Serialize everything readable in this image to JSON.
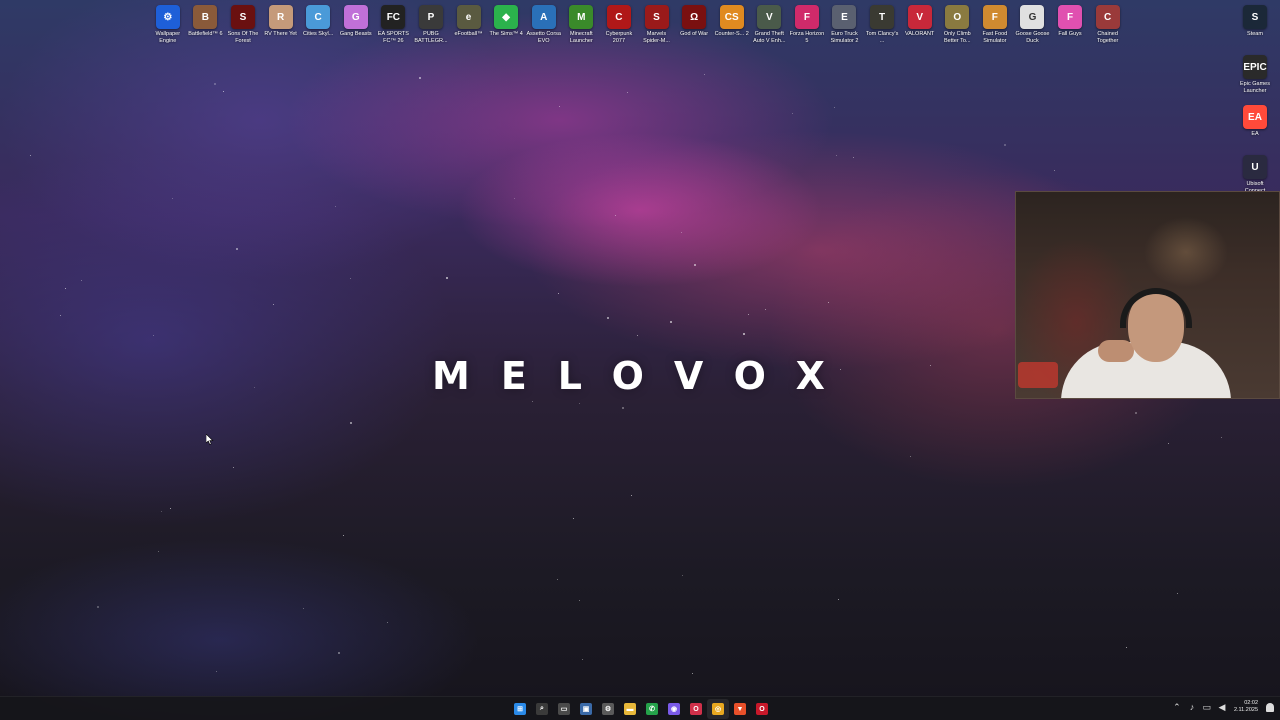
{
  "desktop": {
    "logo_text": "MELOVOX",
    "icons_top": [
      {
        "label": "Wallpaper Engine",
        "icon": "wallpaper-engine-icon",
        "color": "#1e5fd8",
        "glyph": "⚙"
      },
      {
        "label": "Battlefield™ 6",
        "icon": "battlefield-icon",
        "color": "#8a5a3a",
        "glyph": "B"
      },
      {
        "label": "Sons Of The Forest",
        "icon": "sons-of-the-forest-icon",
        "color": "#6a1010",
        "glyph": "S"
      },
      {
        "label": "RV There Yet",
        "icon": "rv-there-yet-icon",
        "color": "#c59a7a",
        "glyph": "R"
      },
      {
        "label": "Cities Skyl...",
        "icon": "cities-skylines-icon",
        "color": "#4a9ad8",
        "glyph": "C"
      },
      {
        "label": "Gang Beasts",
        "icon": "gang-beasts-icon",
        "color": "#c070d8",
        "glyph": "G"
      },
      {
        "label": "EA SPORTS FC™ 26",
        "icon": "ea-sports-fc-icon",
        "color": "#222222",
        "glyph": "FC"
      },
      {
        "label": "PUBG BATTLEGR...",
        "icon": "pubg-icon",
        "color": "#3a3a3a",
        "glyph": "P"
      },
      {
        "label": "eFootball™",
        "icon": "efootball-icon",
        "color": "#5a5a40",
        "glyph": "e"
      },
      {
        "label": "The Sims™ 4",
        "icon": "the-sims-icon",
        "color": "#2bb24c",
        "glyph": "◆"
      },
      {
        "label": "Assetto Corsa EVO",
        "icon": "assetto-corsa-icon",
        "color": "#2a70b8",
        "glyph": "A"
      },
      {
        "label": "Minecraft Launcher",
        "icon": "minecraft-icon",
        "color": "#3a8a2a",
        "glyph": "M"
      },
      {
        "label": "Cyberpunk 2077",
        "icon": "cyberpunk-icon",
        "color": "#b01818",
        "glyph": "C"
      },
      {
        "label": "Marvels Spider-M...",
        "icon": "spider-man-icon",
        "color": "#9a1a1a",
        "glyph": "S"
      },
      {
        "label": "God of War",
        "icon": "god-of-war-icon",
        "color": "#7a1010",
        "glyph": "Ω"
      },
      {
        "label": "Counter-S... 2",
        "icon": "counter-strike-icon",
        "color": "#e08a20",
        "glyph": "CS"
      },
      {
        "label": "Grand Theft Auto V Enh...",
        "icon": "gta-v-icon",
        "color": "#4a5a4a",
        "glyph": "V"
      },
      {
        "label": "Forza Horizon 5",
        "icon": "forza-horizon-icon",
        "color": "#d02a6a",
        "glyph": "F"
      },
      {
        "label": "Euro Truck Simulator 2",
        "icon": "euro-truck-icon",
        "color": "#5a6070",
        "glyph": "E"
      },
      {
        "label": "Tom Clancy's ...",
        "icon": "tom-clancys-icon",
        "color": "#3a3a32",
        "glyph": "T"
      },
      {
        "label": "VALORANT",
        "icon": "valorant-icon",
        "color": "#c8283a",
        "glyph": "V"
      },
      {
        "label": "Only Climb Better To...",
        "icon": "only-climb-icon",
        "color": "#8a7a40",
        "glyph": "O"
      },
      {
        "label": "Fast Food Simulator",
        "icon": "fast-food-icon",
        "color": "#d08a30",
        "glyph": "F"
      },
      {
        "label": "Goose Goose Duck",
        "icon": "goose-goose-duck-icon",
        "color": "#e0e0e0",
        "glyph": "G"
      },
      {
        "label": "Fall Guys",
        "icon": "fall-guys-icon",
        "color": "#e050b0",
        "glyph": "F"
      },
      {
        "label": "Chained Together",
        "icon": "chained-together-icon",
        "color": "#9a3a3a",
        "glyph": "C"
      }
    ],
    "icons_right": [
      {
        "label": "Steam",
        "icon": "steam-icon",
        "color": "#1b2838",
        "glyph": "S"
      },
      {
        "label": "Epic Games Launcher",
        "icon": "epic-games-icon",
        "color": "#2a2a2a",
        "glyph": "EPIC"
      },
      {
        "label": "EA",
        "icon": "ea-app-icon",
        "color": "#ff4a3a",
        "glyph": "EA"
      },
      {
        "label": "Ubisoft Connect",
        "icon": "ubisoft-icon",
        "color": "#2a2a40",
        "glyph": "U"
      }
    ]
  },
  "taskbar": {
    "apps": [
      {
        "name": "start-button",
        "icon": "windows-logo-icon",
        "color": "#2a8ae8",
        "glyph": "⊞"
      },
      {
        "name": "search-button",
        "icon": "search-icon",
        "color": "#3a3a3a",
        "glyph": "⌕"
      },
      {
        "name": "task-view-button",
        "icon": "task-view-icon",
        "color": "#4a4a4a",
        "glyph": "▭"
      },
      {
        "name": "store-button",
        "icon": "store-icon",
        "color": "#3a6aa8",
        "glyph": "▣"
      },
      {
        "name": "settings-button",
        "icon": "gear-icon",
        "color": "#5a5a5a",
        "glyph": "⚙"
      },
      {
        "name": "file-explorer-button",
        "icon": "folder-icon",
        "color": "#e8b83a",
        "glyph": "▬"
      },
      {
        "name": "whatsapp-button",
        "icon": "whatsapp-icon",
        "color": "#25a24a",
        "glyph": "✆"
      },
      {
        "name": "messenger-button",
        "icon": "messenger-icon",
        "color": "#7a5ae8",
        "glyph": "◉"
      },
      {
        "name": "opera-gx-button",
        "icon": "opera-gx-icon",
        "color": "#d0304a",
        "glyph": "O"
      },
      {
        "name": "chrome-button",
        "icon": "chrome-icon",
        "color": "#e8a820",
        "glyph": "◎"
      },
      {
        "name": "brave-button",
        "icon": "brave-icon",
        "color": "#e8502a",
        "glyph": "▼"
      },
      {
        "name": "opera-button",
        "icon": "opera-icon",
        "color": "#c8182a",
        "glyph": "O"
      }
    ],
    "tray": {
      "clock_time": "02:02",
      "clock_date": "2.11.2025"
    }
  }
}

==*==

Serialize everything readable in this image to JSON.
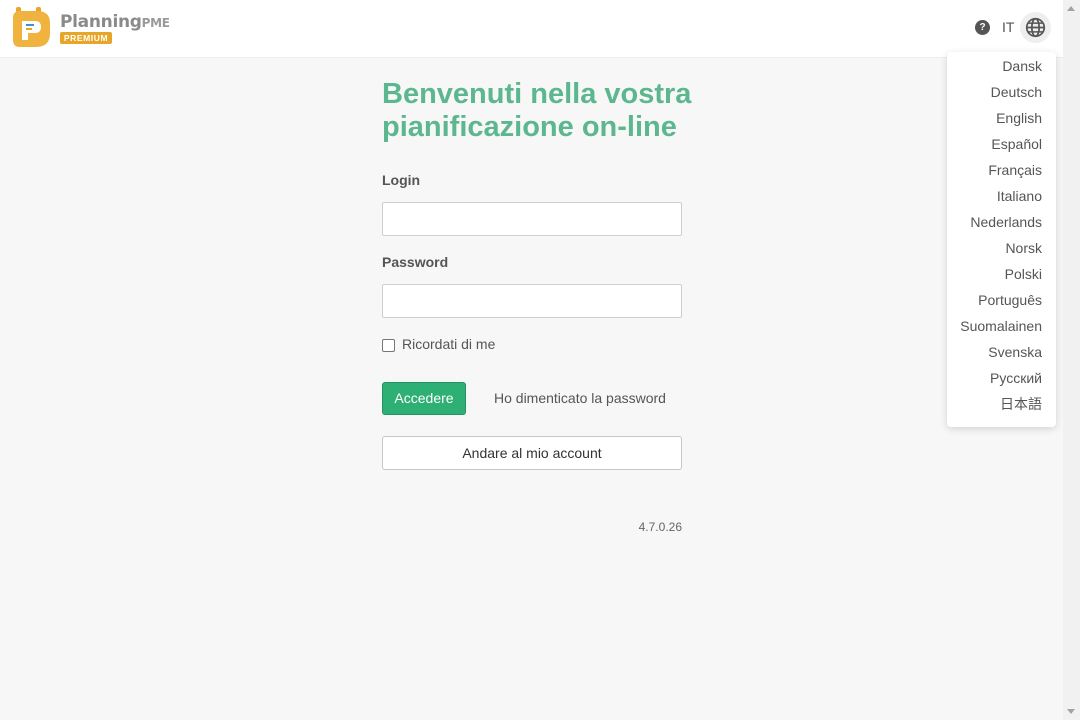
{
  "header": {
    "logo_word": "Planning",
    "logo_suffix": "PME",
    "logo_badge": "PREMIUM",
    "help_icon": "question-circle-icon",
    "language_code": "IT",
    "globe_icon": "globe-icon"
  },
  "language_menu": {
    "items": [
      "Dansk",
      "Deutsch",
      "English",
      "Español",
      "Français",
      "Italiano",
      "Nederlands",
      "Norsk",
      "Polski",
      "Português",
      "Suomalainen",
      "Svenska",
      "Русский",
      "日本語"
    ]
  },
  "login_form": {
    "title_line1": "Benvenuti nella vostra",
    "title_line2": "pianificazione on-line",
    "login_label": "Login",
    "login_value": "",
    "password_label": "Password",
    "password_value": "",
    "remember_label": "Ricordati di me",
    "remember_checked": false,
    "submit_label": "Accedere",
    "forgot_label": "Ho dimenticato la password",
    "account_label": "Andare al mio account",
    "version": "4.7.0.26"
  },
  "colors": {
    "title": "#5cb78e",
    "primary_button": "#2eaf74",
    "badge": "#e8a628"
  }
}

==*==

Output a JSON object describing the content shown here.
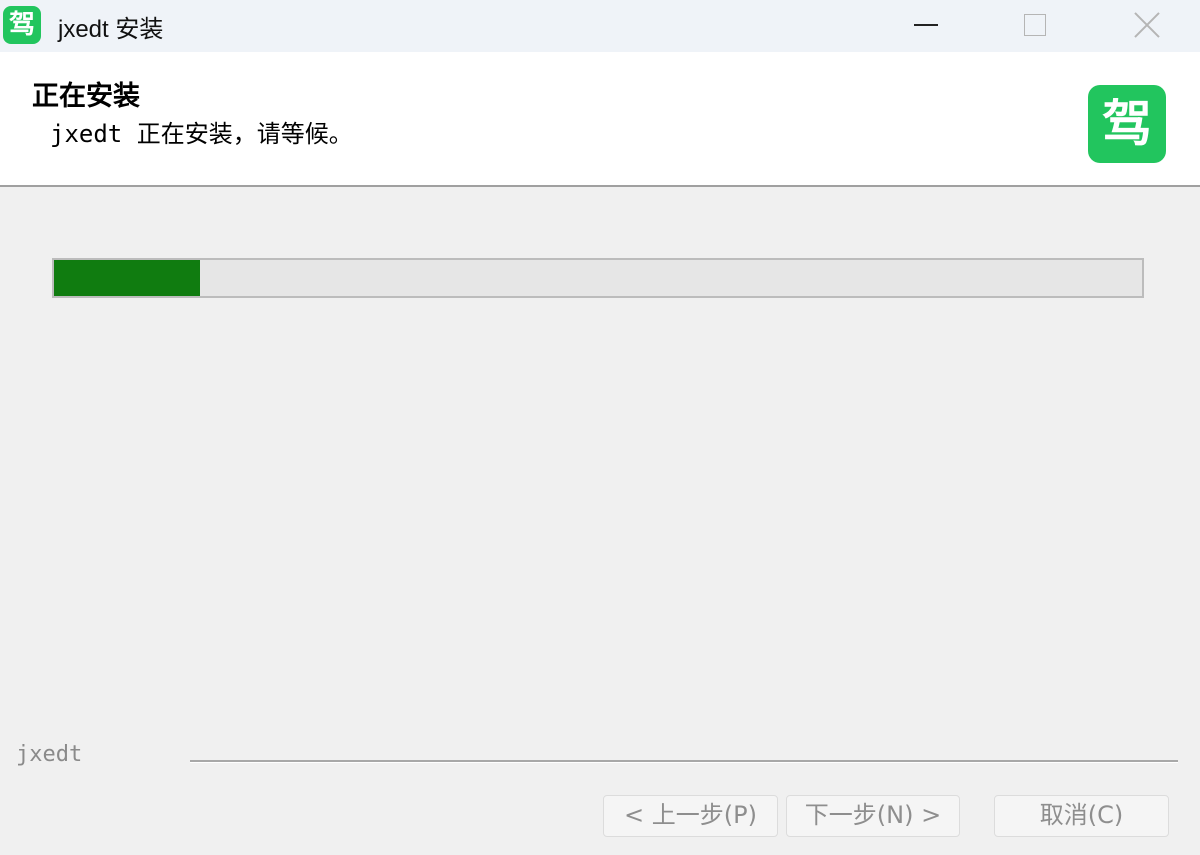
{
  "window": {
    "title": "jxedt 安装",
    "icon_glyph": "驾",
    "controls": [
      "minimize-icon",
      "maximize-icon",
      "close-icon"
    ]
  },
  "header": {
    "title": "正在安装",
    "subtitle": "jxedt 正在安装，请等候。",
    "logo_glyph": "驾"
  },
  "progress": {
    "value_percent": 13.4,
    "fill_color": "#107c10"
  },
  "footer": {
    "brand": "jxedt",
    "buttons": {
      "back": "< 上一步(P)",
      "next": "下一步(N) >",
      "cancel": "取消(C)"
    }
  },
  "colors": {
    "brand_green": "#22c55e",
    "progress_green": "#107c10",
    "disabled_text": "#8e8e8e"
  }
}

==*==

REQUIRED TASK: List all lines holding the string "opera".

RIGHT ANSWER:
        "name": "opera-gx-button",
        "icon": "opera-gx-icon",
        "name": "opera-button",
        "icon": "opera-icon",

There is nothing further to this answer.